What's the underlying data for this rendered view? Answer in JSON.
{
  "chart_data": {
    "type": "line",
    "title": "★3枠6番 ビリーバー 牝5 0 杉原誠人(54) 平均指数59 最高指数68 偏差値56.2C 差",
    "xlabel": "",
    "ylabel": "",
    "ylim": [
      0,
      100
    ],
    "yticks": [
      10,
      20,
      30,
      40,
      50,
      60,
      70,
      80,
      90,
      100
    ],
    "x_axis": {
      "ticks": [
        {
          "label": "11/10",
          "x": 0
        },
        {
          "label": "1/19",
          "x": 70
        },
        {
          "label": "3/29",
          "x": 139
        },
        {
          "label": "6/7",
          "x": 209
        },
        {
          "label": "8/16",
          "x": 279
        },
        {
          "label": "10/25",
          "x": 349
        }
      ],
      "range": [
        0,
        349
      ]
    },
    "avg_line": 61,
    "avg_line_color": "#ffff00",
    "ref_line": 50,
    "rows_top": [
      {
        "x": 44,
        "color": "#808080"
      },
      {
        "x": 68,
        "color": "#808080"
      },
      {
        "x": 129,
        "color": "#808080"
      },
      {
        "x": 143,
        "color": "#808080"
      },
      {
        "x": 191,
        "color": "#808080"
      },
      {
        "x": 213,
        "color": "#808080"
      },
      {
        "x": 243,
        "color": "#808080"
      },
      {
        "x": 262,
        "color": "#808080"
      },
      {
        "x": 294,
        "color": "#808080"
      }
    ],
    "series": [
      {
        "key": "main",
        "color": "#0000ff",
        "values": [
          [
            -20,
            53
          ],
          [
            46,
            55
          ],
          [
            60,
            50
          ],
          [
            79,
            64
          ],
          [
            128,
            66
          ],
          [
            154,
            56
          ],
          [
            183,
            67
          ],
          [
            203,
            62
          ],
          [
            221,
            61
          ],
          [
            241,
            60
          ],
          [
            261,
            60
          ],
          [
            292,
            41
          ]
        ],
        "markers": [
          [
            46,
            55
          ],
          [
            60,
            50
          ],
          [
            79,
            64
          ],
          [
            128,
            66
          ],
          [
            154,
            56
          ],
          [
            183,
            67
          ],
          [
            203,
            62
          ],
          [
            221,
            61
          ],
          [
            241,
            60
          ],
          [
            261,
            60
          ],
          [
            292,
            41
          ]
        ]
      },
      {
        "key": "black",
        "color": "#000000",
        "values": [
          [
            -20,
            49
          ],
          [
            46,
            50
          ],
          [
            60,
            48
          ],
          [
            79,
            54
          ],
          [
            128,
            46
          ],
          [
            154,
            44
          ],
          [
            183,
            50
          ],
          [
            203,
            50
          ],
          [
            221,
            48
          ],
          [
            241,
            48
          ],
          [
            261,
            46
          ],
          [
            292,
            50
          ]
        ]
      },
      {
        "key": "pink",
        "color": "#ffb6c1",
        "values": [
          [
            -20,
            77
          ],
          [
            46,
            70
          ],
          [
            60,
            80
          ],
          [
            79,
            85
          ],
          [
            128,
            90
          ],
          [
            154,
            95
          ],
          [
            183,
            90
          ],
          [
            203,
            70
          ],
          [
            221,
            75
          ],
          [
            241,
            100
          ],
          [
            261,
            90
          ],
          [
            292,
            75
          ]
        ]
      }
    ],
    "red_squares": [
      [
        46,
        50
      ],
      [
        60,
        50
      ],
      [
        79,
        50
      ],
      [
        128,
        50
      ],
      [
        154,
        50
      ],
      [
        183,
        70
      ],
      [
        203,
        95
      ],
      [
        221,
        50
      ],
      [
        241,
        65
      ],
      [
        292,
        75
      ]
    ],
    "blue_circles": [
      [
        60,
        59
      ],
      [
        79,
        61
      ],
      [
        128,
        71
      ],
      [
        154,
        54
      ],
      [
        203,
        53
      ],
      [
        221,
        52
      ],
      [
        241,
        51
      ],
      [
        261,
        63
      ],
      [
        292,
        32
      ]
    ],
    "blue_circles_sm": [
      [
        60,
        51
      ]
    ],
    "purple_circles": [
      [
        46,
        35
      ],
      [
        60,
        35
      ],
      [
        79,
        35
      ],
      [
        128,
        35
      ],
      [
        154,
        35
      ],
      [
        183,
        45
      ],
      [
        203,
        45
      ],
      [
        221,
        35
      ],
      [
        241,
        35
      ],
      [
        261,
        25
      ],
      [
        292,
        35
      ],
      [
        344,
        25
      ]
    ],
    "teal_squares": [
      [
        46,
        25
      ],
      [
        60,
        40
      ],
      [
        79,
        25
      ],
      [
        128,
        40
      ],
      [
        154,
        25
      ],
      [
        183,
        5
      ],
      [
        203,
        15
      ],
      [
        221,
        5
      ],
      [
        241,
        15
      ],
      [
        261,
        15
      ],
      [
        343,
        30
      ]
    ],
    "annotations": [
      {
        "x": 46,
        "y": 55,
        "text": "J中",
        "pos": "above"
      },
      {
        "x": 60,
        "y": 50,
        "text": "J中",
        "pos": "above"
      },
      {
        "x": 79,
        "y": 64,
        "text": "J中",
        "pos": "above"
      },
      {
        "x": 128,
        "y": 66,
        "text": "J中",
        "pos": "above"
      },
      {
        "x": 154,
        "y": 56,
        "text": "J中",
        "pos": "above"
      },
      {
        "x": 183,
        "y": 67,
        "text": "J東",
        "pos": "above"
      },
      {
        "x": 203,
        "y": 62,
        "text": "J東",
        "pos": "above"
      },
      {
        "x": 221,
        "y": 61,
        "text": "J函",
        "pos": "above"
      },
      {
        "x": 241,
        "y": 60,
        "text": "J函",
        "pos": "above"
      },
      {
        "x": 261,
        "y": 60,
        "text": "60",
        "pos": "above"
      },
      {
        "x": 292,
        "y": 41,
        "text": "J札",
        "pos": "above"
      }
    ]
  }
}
....................
*What you should do:* Transcribe the whole listing exactly.

*Solution to the problem:*
What's the underlying data for this rendered view? Answer in JSON.
{
  "chart_data": {
    "type": "line",
    "title": "★3枠6番 ビリーバー 牝5 0 杉原誠人(54) 平均指数59 最高指数68 偏差値56.2C 差",
    "xlabel": "",
    "ylabel": "",
    "ylim": [
      0,
      100
    ],
    "yticks": [
      10,
      20,
      30,
      40,
      50,
      60,
      70,
      80,
      90,
      100
    ],
    "x_axis": {
      "ticks": [
        {
          "label": "11/10",
          "x": 0
        },
        {
          "label": "1/19",
          "x": 70
        },
        {
          "label": "3/29",
          "x": 139
        },
        {
          "label": "6/7",
          "x": 209
        },
        {
          "label": "8/16",
          "x": 279
        },
        {
          "label": "10/25",
          "x": 349
        }
      ],
      "range": [
        0,
        349
      ]
    },
    "avg_line": 61,
    "avg_line_color": "#ffff00",
    "ref_line": 50,
    "rows_top": [
      {
        "x": 44,
        "color": "#808080"
      },
      {
        "x": 68,
        "color": "#808080"
      },
      {
        "x": 129,
        "color": "#808080"
      },
      {
        "x": 143,
        "color": "#808080"
      },
      {
        "x": 191,
        "color": "#808080"
      },
      {
        "x": 213,
        "color": "#808080"
      },
      {
        "x": 243,
        "color": "#808080"
      },
      {
        "x": 262,
        "color": "#808080"
      },
      {
        "x": 294,
        "color": "#808080"
      }
    ],
    "series": [
      {
        "key": "main",
        "color": "#0000ff",
        "values": [
          [
            -20,
            53
          ],
          [
            46,
            55
          ],
          [
            60,
            50
          ],
          [
            79,
            64
          ],
          [
            128,
            66
          ],
          [
            154,
            56
          ],
          [
            183,
            67
          ],
          [
            203,
            62
          ],
          [
            221,
            61
          ],
          [
            241,
            60
          ],
          [
            261,
            60
          ],
          [
            292,
            41
          ]
        ],
        "markers": [
          [
            46,
            55
          ],
          [
            60,
            50
          ],
          [
            79,
            64
          ],
          [
            128,
            66
          ],
          [
            154,
            56
          ],
          [
            183,
            67
          ],
          [
            203,
            62
          ],
          [
            221,
            61
          ],
          [
            241,
            60
          ],
          [
            261,
            60
          ],
          [
            292,
            41
          ]
        ]
      },
      {
        "key": "black",
        "color": "#000000",
        "values": [
          [
            -20,
            49
          ],
          [
            46,
            50
          ],
          [
            60,
            48
          ],
          [
            79,
            54
          ],
          [
            128,
            46
          ],
          [
            154,
            44
          ],
          [
            183,
            50
          ],
          [
            203,
            50
          ],
          [
            221,
            48
          ],
          [
            241,
            48
          ],
          [
            261,
            46
          ],
          [
            292,
            50
          ]
        ]
      },
      {
        "key": "pink",
        "color": "#ffb6c1",
        "values": [
          [
            -20,
            77
          ],
          [
            46,
            70
          ],
          [
            60,
            80
          ],
          [
            79,
            85
          ],
          [
            128,
            90
          ],
          [
            154,
            95
          ],
          [
            183,
            90
          ],
          [
            203,
            70
          ],
          [
            221,
            75
          ],
          [
            241,
            100
          ],
          [
            261,
            90
          ],
          [
            292,
            75
          ]
        ]
      }
    ],
    "red_squares": [
      [
        46,
        50
      ],
      [
        60,
        50
      ],
      [
        79,
        50
      ],
      [
        128,
        50
      ],
      [
        154,
        50
      ],
      [
        183,
        70
      ],
      [
        203,
        95
      ],
      [
        221,
        50
      ],
      [
        241,
        65
      ],
      [
        292,
        75
      ]
    ],
    "blue_circles": [
      [
        60,
        59
      ],
      [
        79,
        61
      ],
      [
        128,
        71
      ],
      [
        154,
        54
      ],
      [
        203,
        53
      ],
      [
        221,
        52
      ],
      [
        241,
        51
      ],
      [
        261,
        63
      ],
      [
        292,
        32
      ]
    ],
    "blue_circles_sm": [
      [
        60,
        51
      ]
    ],
    "purple_circles": [
      [
        46,
        35
      ],
      [
        60,
        35
      ],
      [
        79,
        35
      ],
      [
        128,
        35
      ],
      [
        154,
        35
      ],
      [
        183,
        45
      ],
      [
        203,
        45
      ],
      [
        221,
        35
      ],
      [
        241,
        35
      ],
      [
        261,
        25
      ],
      [
        292,
        35
      ],
      [
        344,
        25
      ]
    ],
    "teal_squares": [
      [
        46,
        25
      ],
      [
        60,
        40
      ],
      [
        79,
        25
      ],
      [
        128,
        40
      ],
      [
        154,
        25
      ],
      [
        183,
        5
      ],
      [
        203,
        15
      ],
      [
        221,
        5
      ],
      [
        241,
        15
      ],
      [
        261,
        15
      ],
      [
        343,
        30
      ]
    ],
    "annotations": [
      {
        "x": 46,
        "y": 55,
        "text": "J中",
        "pos": "above"
      },
      {
        "x": 60,
        "y": 50,
        "text": "J中",
        "pos": "above"
      },
      {
        "x": 79,
        "y": 64,
        "text": "J中",
        "pos": "above"
      },
      {
        "x": 128,
        "y": 66,
        "text": "J中",
        "pos": "above"
      },
      {
        "x": 154,
        "y": 56,
        "text": "J中",
        "pos": "above"
      },
      {
        "x": 183,
        "y": 67,
        "text": "J東",
        "pos": "above"
      },
      {
        "x": 203,
        "y": 62,
        "text": "J東",
        "pos": "above"
      },
      {
        "x": 221,
        "y": 61,
        "text": "J函",
        "pos": "above"
      },
      {
        "x": 241,
        "y": 60,
        "text": "J函",
        "pos": "above"
      },
      {
        "x": 261,
        "y": 60,
        "text": "60",
        "pos": "above"
      },
      {
        "x": 292,
        "y": 41,
        "text": "J札",
        "pos": "above"
      }
    ]
  }
}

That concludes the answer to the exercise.